*Data excerpts:*
++++++++++
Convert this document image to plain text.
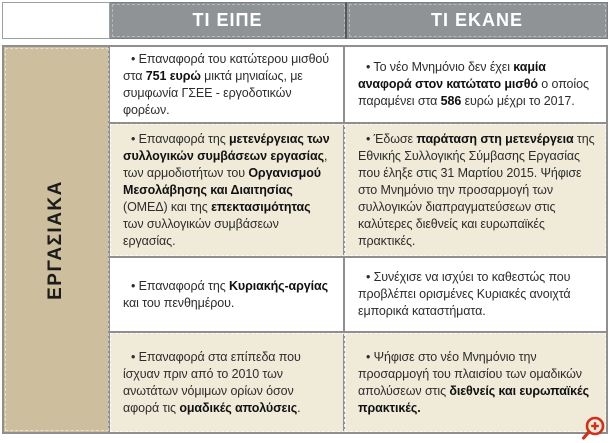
ΤΙ ΕΙΠΕ	ΤΙ ΕΚΑΝΕ
ΕΡΓΑΣΙΑΚΑ

• Επαναφορά του κατώτερου μισθού στα 751 ευρώ μικτά μηνιαίως, με συμφωνία ΓΣΕΕ - εργοδοτικών φορέων.

• Το νέο Μνημόνιο δεν έχει καμία αναφορά στον κατώτατο μισθό ο οποίος παραμένει στα 586 ευρώ μέχρι το 2017.

• Επαναφορά της μετενέργειας των συλλογικών συμβάσεων εργασίας, των αρμοδιοτήτων του Οργανισμού Μεσολάβησης και Διαιτησίας (ΟΜΕΔ) και της επεκτασιμότητας των συλλογικών συμβάσεων εργασίας.

• Έδωσε παράταση στη μετενέργεια της Εθνικής Συλλογικής Σύμβασης Εργασίας που έληξε στις 31 Μαρτίου 2015. Ψήφισε στο Μνημόνιο την προσαρμογή των συλλογικών διαπραγματεύσεων στις καλύτερες διεθνείς και ευρωπαϊκές πρακτικές.

• Επαναφορά της Κυριακής-αργίας και του πενθημέρου.

• Συνέχισε να ισχύει το καθεστώς που προβλέπει ορισμένες Κυριακές ανοιχτά εμπορικά καταστήματα.

• Επαναφορά στα επίπεδα που ίσχυαν πριν από το 2010 των ανωτάτων νόμιμων ορίων όσον αφορά τις ομαδικές απολύσεις.

• Ψήφισε στο νέο Μνημόνιο την προσαρμογή του πλαισίου των ομαδικών απολύσεων στις διεθνείς και ευρωπαϊκές πρακτικές.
++++++++++
*YOUR TASK:*
Which lines hold the word "διεθνείς"? Return all of them from the records above.

*SOLUTION TO THE PROBLEM:*
• Έδωσε παράταση στη μετενέργεια της Εθνικής Συλλογικής Σύμβασης Εργασίας που έληξε στις 31 Μαρτίου 2015. Ψήφισε στο Μνημόνιο την προσαρμογή των συλλογικών διαπραγματεύσεων στις καλύτερες διεθνείς και ευρωπαϊκές πρακτικές.
• Ψήφισε στο νέο Μνημόνιο την προσαρμογή του πλαισίου των ομαδικών απολύσεων στις διεθνείς και ευρωπαϊκές πρακτικές.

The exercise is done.